━━━━━ MATERIAL SHOWN ━━━━━

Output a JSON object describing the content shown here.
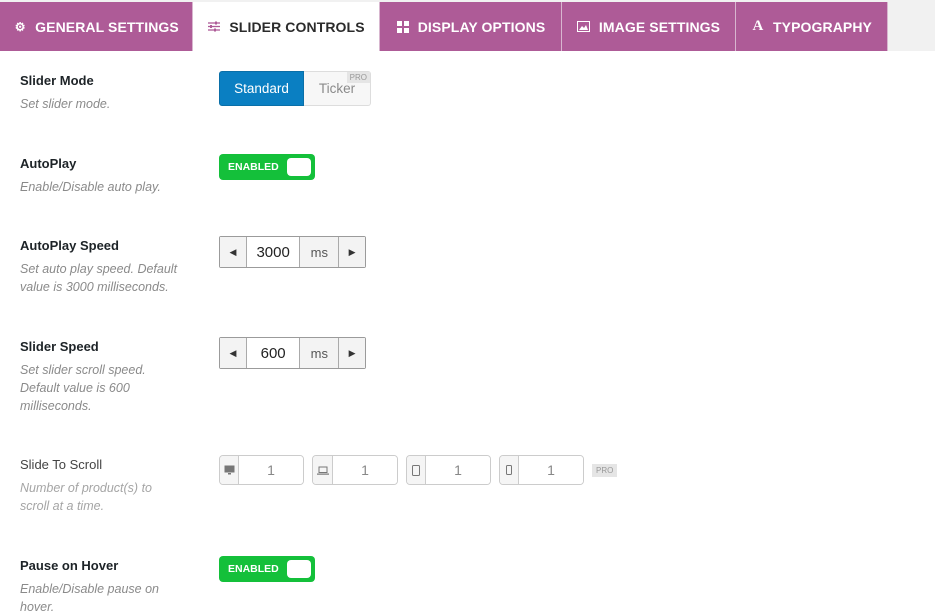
{
  "tabs": [
    {
      "label": "GENERAL SETTINGS",
      "icon": "gear-icon",
      "active": false
    },
    {
      "label": "SLIDER CONTROLS",
      "icon": "sliders-icon",
      "active": true
    },
    {
      "label": "DISPLAY OPTIONS",
      "icon": "grid-icon",
      "active": false
    },
    {
      "label": "IMAGE SETTINGS",
      "icon": "image-icon",
      "active": false
    },
    {
      "label": "TYPOGRAPHY",
      "icon": "font-icon",
      "active": false
    }
  ],
  "colors": {
    "tab_bg": "#ae5b97",
    "primary": "#0a7fc2",
    "toggle_on": "#14c03a"
  },
  "fields": {
    "slider_mode": {
      "label": "Slider Mode",
      "desc": "Set slider mode.",
      "options": [
        "Standard",
        "Ticker"
      ],
      "selected": "Standard",
      "pro_badge": "PRO"
    },
    "autoplay": {
      "label": "AutoPlay",
      "desc": "Enable/Disable auto play.",
      "state": "ENABLED"
    },
    "autoplay_speed": {
      "label": "AutoPlay Speed",
      "desc": "Set auto play speed. Default value is 3000 milliseconds.",
      "value": "3000",
      "unit": "ms"
    },
    "slider_speed": {
      "label": "Slider Speed",
      "desc": "Set slider scroll speed. Default value is 600 milliseconds.",
      "value": "600",
      "unit": "ms"
    },
    "slide_to_scroll": {
      "label": "Slide To Scroll",
      "desc": "Number of product(s) to scroll at a time.",
      "desktop": "1",
      "laptop": "1",
      "tablet": "1",
      "mobile": "1",
      "pro_badge": "PRO"
    },
    "pause_on_hover": {
      "label": "Pause on Hover",
      "desc": "Enable/Disable pause on hover.",
      "state": "ENABLED"
    }
  }
}
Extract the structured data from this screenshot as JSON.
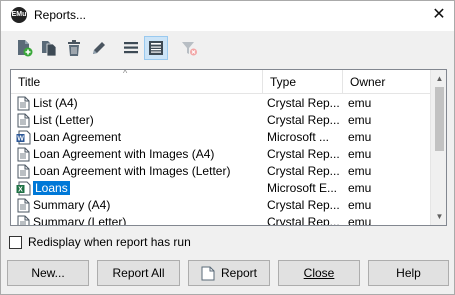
{
  "window": {
    "title": "Reports..."
  },
  "toolbar": {
    "items": [
      {
        "name": "new-report-icon"
      },
      {
        "name": "copy-report-icon"
      },
      {
        "name": "delete-icon"
      },
      {
        "name": "edit-icon"
      },
      {
        "name": "list-view-icon"
      },
      {
        "name": "detail-view-icon"
      },
      {
        "name": "clear-filter-icon"
      }
    ]
  },
  "list": {
    "columns": [
      "Title",
      "Type",
      "Owner"
    ],
    "rows": [
      {
        "title": "List (A4)",
        "type": "Crystal Rep...",
        "owner": "emu",
        "icon": "document-icon"
      },
      {
        "title": "List (Letter)",
        "type": "Crystal Rep...",
        "owner": "emu",
        "icon": "document-icon"
      },
      {
        "title": "Loan Agreement",
        "type": "Microsoft ...",
        "owner": "emu",
        "icon": "word-icon"
      },
      {
        "title": "Loan Agreement with Images (A4)",
        "type": "Crystal Rep...",
        "owner": "emu",
        "icon": "document-icon"
      },
      {
        "title": "Loan Agreement with Images (Letter)",
        "type": "Crystal Rep...",
        "owner": "emu",
        "icon": "document-icon"
      },
      {
        "title": "Loans",
        "type": "Microsoft E...",
        "owner": "emu",
        "icon": "excel-icon",
        "selected": true
      },
      {
        "title": "Summary (A4)",
        "type": "Crystal Rep...",
        "owner": "emu",
        "icon": "document-icon"
      },
      {
        "title": "Summary (Letter)",
        "type": "Crystal Rep...",
        "owner": "emu",
        "icon": "document-icon"
      }
    ]
  },
  "options": {
    "redisplay_label": "Redisplay when report has run"
  },
  "buttons": {
    "new": "New...",
    "report_all": "Report All",
    "report": "Report",
    "close": "Close",
    "help": "Help"
  },
  "colors": {
    "selection": "#0078d7",
    "toolbar_active": "#cce4f7"
  }
}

━━━━━

WRITTEN EXERCISE >> Repeat each record exactly, with the pictures left out.

SOLUTION BELOW >>
Output a JSON object describing the content shown here.
{
  "tabs": [
    {
      "label": "GENERAL SETTINGS",
      "icon": "gear-icon",
      "active": false
    },
    {
      "label": "SLIDER CONTROLS",
      "icon": "sliders-icon",
      "active": true
    },
    {
      "label": "DISPLAY OPTIONS",
      "icon": "grid-icon",
      "active": false
    },
    {
      "label": "IMAGE SETTINGS",
      "icon": "image-icon",
      "active": false
    },
    {
      "label": "TYPOGRAPHY",
      "icon": "font-icon",
      "active": false
    }
  ],
  "colors": {
    "tab_bg": "#ae5b97",
    "primary": "#0a7fc2",
    "toggle_on": "#14c03a"
  },
  "fields": {
    "slider_mode": {
      "label": "Slider Mode",
      "desc": "Set slider mode.",
      "options": [
        "Standard",
        "Ticker"
      ],
      "selected": "Standard",
      "pro_badge": "PRO"
    },
    "autoplay": {
      "label": "AutoPlay",
      "desc": "Enable/Disable auto play.",
      "state": "ENABLED"
    },
    "autoplay_speed": {
      "label": "AutoPlay Speed",
      "desc": "Set auto play speed. Default value is 3000 milliseconds.",
      "value": "3000",
      "unit": "ms"
    },
    "slider_speed": {
      "label": "Slider Speed",
      "desc": "Set slider scroll speed. Default value is 600 milliseconds.",
      "value": "600",
      "unit": "ms"
    },
    "slide_to_scroll": {
      "label": "Slide To Scroll",
      "desc": "Number of product(s) to scroll at a time.",
      "desktop": "1",
      "laptop": "1",
      "tablet": "1",
      "mobile": "1",
      "pro_badge": "PRO"
    },
    "pause_on_hover": {
      "label": "Pause on Hover",
      "desc": "Enable/Disable pause on hover.",
      "state": "ENABLED"
    }
  }
}
Extract the structured data from this screenshot as JSON.
{
  "window": {
    "title": "Reports..."
  },
  "toolbar": {
    "items": [
      {
        "name": "new-report-icon"
      },
      {
        "name": "copy-report-icon"
      },
      {
        "name": "delete-icon"
      },
      {
        "name": "edit-icon"
      },
      {
        "name": "list-view-icon"
      },
      {
        "name": "detail-view-icon"
      },
      {
        "name": "clear-filter-icon"
      }
    ]
  },
  "list": {
    "columns": [
      "Title",
      "Type",
      "Owner"
    ],
    "rows": [
      {
        "title": "List (A4)",
        "type": "Crystal Rep...",
        "owner": "emu",
        "icon": "document-icon"
      },
      {
        "title": "List (Letter)",
        "type": "Crystal Rep...",
        "owner": "emu",
        "icon": "document-icon"
      },
      {
        "title": "Loan Agreement",
        "type": "Microsoft ...",
        "owner": "emu",
        "icon": "word-icon"
      },
      {
        "title": "Loan Agreement with Images (A4)",
        "type": "Crystal Rep...",
        "owner": "emu",
        "icon": "document-icon"
      },
      {
        "title": "Loan Agreement with Images (Letter)",
        "type": "Crystal Rep...",
        "owner": "emu",
        "icon": "document-icon"
      },
      {
        "title": "Loans",
        "type": "Microsoft E...",
        "owner": "emu",
        "icon": "excel-icon",
        "selected": true
      },
      {
        "title": "Summary (A4)",
        "type": "Crystal Rep...",
        "owner": "emu",
        "icon": "document-icon"
      },
      {
        "title": "Summary (Letter)",
        "type": "Crystal Rep...",
        "owner": "emu",
        "icon": "document-icon"
      }
    ]
  },
  "options": {
    "redisplay_label": "Redisplay when report has run"
  },
  "buttons": {
    "new": "New...",
    "report_all": "Report All",
    "report": "Report",
    "close": "Close",
    "help": "Help"
  },
  "colors": {
    "selection": "#0078d7",
    "toolbar_active": "#cce4f7"
  }
}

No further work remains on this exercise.